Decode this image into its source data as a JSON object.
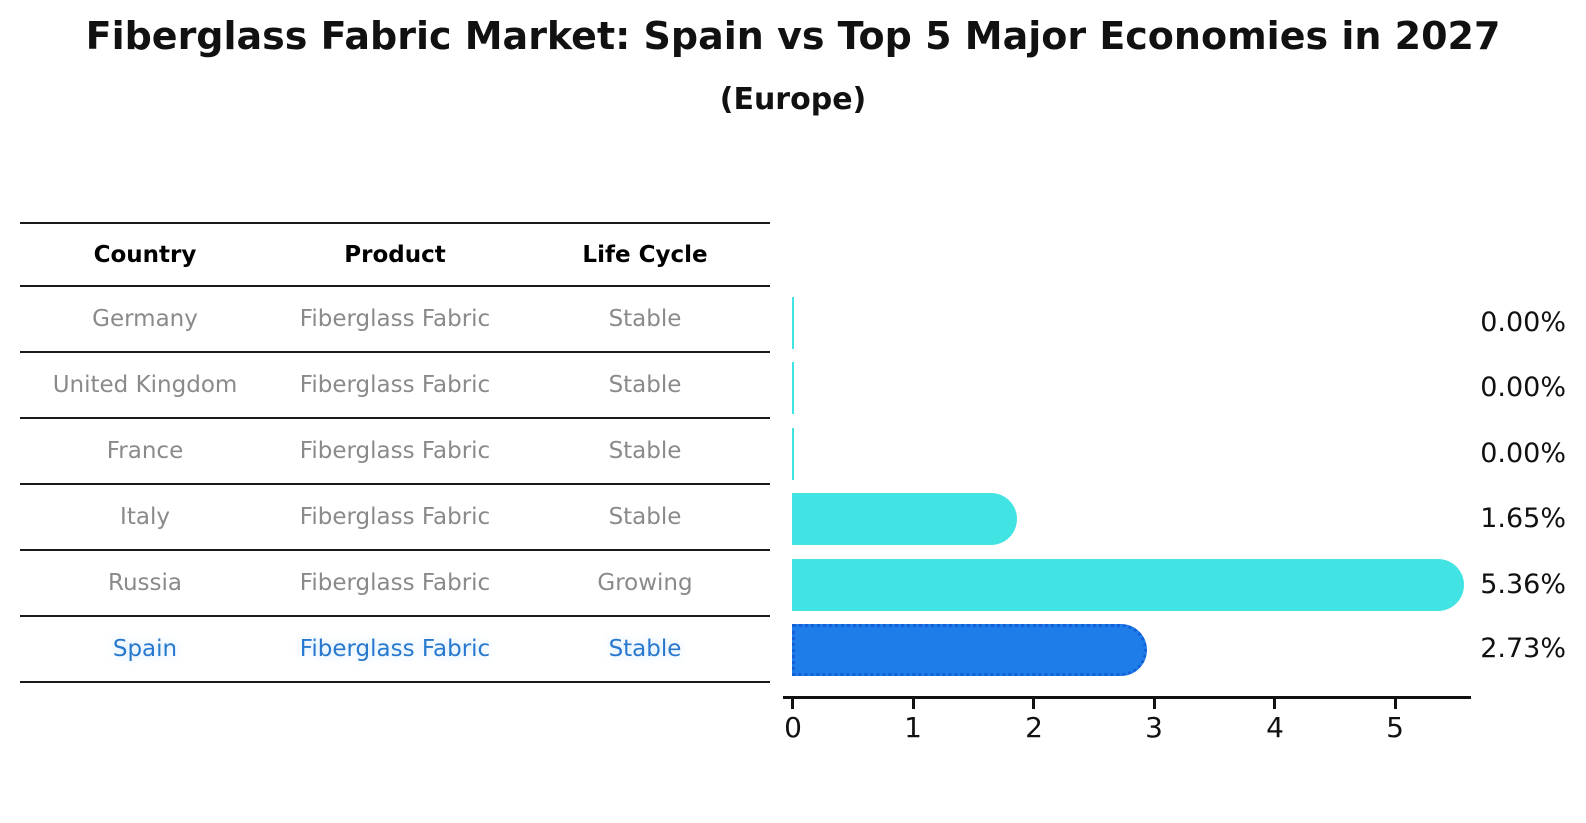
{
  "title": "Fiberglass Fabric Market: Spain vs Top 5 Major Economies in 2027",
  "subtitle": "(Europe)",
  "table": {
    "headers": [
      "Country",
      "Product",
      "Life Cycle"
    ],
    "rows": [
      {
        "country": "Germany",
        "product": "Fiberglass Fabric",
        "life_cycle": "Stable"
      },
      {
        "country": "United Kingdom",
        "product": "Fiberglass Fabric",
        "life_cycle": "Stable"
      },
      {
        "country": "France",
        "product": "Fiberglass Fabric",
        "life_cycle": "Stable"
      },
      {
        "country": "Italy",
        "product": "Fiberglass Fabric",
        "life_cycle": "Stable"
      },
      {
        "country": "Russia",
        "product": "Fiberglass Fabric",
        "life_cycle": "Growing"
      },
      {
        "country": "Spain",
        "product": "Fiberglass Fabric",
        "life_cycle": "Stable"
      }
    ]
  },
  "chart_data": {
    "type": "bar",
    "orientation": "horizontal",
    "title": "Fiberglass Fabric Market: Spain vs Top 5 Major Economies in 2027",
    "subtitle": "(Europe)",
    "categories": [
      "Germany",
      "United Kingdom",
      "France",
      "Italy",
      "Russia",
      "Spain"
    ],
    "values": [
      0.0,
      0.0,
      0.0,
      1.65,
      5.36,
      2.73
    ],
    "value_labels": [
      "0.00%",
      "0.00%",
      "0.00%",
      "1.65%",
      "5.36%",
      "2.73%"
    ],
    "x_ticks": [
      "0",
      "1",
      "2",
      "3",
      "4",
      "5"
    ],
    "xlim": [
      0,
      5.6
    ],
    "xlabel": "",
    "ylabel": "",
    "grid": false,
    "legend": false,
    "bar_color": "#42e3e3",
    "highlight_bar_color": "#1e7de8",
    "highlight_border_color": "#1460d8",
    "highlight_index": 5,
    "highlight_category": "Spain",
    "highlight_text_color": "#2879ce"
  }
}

Required task - Without including any pictures, print all of the material exactly as given.

Response to the task -
Decode this image into its source data as a JSON object.
{
  "title": "Fiberglass Fabric Market: Spain vs Top 5 Major Economies in 2027",
  "subtitle": "(Europe)",
  "table": {
    "headers": [
      "Country",
      "Product",
      "Life Cycle"
    ],
    "rows": [
      {
        "country": "Germany",
        "product": "Fiberglass Fabric",
        "life_cycle": "Stable"
      },
      {
        "country": "United Kingdom",
        "product": "Fiberglass Fabric",
        "life_cycle": "Stable"
      },
      {
        "country": "France",
        "product": "Fiberglass Fabric",
        "life_cycle": "Stable"
      },
      {
        "country": "Italy",
        "product": "Fiberglass Fabric",
        "life_cycle": "Stable"
      },
      {
        "country": "Russia",
        "product": "Fiberglass Fabric",
        "life_cycle": "Growing"
      },
      {
        "country": "Spain",
        "product": "Fiberglass Fabric",
        "life_cycle": "Stable"
      }
    ]
  },
  "chart_data": {
    "type": "bar",
    "orientation": "horizontal",
    "title": "Fiberglass Fabric Market: Spain vs Top 5 Major Economies in 2027",
    "subtitle": "(Europe)",
    "categories": [
      "Germany",
      "United Kingdom",
      "France",
      "Italy",
      "Russia",
      "Spain"
    ],
    "values": [
      0.0,
      0.0,
      0.0,
      1.65,
      5.36,
      2.73
    ],
    "value_labels": [
      "0.00%",
      "0.00%",
      "0.00%",
      "1.65%",
      "5.36%",
      "2.73%"
    ],
    "x_ticks": [
      "0",
      "1",
      "2",
      "3",
      "4",
      "5"
    ],
    "xlim": [
      0,
      5.6
    ],
    "xlabel": "",
    "ylabel": "",
    "grid": false,
    "legend": false,
    "bar_color": "#42e3e3",
    "highlight_bar_color": "#1e7de8",
    "highlight_border_color": "#1460d8",
    "highlight_index": 5,
    "highlight_category": "Spain",
    "highlight_text_color": "#2879ce"
  }
}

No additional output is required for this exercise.